Please return every one of the records below word for word, with nothing changed.

━━━━━━━━━━

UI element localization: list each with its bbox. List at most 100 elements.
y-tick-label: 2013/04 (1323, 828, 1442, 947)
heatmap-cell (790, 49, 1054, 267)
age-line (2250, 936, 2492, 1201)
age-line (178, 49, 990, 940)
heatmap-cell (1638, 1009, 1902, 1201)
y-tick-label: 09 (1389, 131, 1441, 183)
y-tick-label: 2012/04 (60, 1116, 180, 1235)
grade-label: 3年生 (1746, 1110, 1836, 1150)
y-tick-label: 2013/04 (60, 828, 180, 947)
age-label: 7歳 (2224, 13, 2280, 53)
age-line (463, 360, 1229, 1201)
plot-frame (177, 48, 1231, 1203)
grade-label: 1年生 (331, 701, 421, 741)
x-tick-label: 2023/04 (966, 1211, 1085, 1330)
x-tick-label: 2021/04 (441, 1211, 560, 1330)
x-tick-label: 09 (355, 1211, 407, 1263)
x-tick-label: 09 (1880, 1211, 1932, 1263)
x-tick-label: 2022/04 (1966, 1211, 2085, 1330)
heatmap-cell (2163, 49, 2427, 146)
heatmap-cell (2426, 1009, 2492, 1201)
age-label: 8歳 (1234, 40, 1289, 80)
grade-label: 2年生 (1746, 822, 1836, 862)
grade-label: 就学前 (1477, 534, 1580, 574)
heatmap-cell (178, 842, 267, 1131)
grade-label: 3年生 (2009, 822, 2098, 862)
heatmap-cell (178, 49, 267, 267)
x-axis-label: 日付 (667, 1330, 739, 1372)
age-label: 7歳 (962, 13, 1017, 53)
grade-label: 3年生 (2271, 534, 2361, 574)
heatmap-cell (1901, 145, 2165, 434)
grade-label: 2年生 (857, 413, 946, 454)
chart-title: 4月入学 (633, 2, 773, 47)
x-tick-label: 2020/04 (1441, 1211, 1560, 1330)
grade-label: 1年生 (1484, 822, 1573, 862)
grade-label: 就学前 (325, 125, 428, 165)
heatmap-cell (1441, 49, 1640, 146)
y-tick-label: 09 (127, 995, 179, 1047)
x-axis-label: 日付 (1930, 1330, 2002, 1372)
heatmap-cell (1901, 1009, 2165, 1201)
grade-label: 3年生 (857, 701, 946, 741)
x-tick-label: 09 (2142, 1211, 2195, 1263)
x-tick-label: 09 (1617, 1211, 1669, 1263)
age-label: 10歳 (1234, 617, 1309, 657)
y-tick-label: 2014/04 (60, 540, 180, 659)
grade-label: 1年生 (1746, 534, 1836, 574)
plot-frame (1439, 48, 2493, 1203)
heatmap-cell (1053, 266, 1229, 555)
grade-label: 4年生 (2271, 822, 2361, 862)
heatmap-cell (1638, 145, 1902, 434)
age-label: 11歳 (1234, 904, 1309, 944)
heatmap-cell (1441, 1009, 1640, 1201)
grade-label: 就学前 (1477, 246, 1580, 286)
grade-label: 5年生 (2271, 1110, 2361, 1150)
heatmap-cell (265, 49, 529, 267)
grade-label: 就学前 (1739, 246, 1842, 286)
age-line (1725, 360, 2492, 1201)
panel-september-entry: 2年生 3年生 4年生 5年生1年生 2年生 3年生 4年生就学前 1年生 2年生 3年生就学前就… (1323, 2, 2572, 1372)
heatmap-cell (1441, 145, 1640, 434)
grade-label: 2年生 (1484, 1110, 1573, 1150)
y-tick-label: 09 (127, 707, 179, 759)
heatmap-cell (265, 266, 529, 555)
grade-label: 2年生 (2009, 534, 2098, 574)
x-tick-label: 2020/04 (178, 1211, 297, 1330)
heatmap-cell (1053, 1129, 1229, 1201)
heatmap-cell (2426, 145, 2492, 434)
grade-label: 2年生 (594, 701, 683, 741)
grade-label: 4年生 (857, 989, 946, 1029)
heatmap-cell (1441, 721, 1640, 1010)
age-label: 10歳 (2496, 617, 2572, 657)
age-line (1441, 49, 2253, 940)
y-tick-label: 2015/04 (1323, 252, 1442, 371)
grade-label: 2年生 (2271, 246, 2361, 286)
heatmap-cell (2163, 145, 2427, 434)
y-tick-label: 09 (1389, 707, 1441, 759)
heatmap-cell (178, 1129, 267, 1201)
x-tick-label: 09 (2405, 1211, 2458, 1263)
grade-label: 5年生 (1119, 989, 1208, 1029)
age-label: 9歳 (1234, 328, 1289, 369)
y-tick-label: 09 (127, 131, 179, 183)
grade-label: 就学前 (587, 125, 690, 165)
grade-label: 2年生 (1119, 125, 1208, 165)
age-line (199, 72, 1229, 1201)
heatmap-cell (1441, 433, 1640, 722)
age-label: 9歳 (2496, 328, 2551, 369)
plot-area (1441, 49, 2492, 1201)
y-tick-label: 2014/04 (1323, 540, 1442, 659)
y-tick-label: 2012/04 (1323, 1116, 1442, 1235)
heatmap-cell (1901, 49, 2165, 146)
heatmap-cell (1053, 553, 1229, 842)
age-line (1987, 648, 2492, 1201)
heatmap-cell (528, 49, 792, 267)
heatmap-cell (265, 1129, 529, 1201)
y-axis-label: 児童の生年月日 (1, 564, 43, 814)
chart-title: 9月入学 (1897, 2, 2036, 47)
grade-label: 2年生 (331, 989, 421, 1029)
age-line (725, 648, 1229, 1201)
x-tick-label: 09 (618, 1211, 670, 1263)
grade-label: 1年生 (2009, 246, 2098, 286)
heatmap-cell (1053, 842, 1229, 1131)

━━━━━━━━━━

• [Written reply]
UI element localization: list each with its bbox. List at most 100 elements.
y-tick-label: 2013/04 (1323, 828, 1442, 947)
heatmap-cell (790, 49, 1054, 267)
age-line (2250, 936, 2492, 1201)
age-line (178, 49, 990, 940)
heatmap-cell (1638, 1009, 1902, 1201)
y-tick-label: 09 (1389, 131, 1441, 183)
y-tick-label: 2012/04 (60, 1116, 180, 1235)
grade-label: 3年生 (1746, 1110, 1836, 1150)
y-tick-label: 2013/04 (60, 828, 180, 947)
age-label: 7歳 (2224, 13, 2280, 53)
age-line (463, 360, 1229, 1201)
plot-frame (177, 48, 1231, 1203)
grade-label: 1年生 (331, 701, 421, 741)
x-tick-label: 2023/04 (966, 1211, 1085, 1330)
x-tick-label: 2021/04 (441, 1211, 560, 1330)
x-tick-label: 09 (355, 1211, 407, 1263)
x-tick-label: 09 (1880, 1211, 1932, 1263)
x-tick-label: 2022/04 (1966, 1211, 2085, 1330)
heatmap-cell (2163, 49, 2427, 146)
heatmap-cell (2426, 1009, 2492, 1201)
age-label: 8歳 (1234, 40, 1289, 80)
grade-label: 2年生 (1746, 822, 1836, 862)
grade-label: 就学前 (1477, 534, 1580, 574)
heatmap-cell (178, 842, 267, 1131)
grade-label: 3年生 (2009, 822, 2098, 862)
heatmap-cell (178, 49, 267, 267)
x-axis-label: 日付 (667, 1330, 739, 1372)
age-label: 7歳 (962, 13, 1017, 53)
grade-label: 3年生 (2271, 534, 2361, 574)
heatmap-cell (1901, 145, 2165, 434)
grade-label: 2年生 (857, 413, 946, 454)
chart-title: 4月入学 (633, 2, 773, 47)
x-tick-label: 2020/04 (1441, 1211, 1560, 1330)
grade-label: 1年生 (1484, 822, 1573, 862)
grade-label: 就学前 (325, 125, 428, 165)
heatmap-cell (1441, 49, 1640, 146)
y-tick-label: 09 (127, 995, 179, 1047)
x-axis-label: 日付 (1930, 1330, 2002, 1372)
heatmap-cell (1901, 1009, 2165, 1201)
grade-label: 3年生 (857, 701, 946, 741)
x-tick-label: 09 (2142, 1211, 2195, 1263)
x-tick-label: 09 (1617, 1211, 1669, 1263)
age-label: 10歳 (1234, 617, 1309, 657)
y-tick-label: 2014/04 (60, 540, 180, 659)
grade-label: 1年生 (1746, 534, 1836, 574)
plot-frame (1439, 48, 2493, 1203)
heatmap-cell (1053, 266, 1229, 555)
grade-label: 4年生 (2271, 822, 2361, 862)
heatmap-cell (1638, 145, 1902, 434)
age-label: 11歳 (1234, 904, 1309, 944)
heatmap-cell (1441, 1009, 1640, 1201)
grade-label: 就学前 (1477, 246, 1580, 286)
grade-label: 5年生 (2271, 1110, 2361, 1150)
heatmap-cell (265, 49, 529, 267)
grade-label: 就学前 (1739, 246, 1842, 286)
age-line (1725, 360, 2492, 1201)
panel-september-entry: 2年生 3年生 4年生 5年生1年生 2年生 3年生 4年生就学前 1年生 2年生 3年生就学前就… (1323, 2, 2572, 1372)
heatmap-cell (1441, 145, 1640, 434)
grade-label: 2年生 (1484, 1110, 1573, 1150)
y-tick-label: 09 (127, 707, 179, 759)
heatmap-cell (265, 266, 529, 555)
grade-label: 2年生 (2009, 534, 2098, 574)
x-tick-label: 2020/04 (178, 1211, 297, 1330)
heatmap-cell (1053, 1129, 1229, 1201)
heatmap-cell (2426, 145, 2492, 434)
grade-label: 2年生 (594, 701, 683, 741)
grade-label: 4年生 (857, 989, 946, 1029)
heatmap-cell (1441, 721, 1640, 1010)
age-label: 10歳 (2496, 617, 2572, 657)
age-line (1441, 49, 2253, 940)
y-tick-label: 2015/04 (1323, 252, 1442, 371)
grade-label: 2年生 (2271, 246, 2361, 286)
heatmap-cell (2163, 145, 2427, 434)
y-tick-label: 09 (1389, 707, 1441, 759)
heatmap-cell (178, 1129, 267, 1201)
x-tick-label: 09 (2405, 1211, 2458, 1263)
grade-label: 5年生 (1119, 989, 1208, 1029)
age-label: 9歳 (1234, 328, 1289, 369)
y-tick-label: 09 (127, 131, 179, 183)
grade-label: 就学前 (587, 125, 690, 165)
grade-label: 2年生 (1119, 125, 1208, 165)
age-line (199, 72, 1229, 1201)
heatmap-cell (1441, 433, 1640, 722)
age-label: 9歳 (2496, 328, 2551, 369)
plot-area (1441, 49, 2492, 1201)
y-tick-label: 2014/04 (1323, 540, 1442, 659)
y-tick-label: 2012/04 (1323, 1116, 1442, 1235)
heatmap-cell (1901, 49, 2165, 146)
heatmap-cell (1053, 553, 1229, 842)
age-line (1987, 648, 2492, 1201)
heatmap-cell (528, 49, 792, 267)
heatmap-cell (265, 1129, 529, 1201)
y-axis-label: 児童の生年月日 (1, 564, 43, 814)
chart-title: 9月入学 (1897, 2, 2036, 47)
grade-label: 2年生 (331, 989, 421, 1029)
age-line (725, 648, 1229, 1201)
x-tick-label: 09 (618, 1211, 670, 1263)
grade-label: 1年生 (2009, 246, 2098, 286)
heatmap-cell (1053, 842, 1229, 1131)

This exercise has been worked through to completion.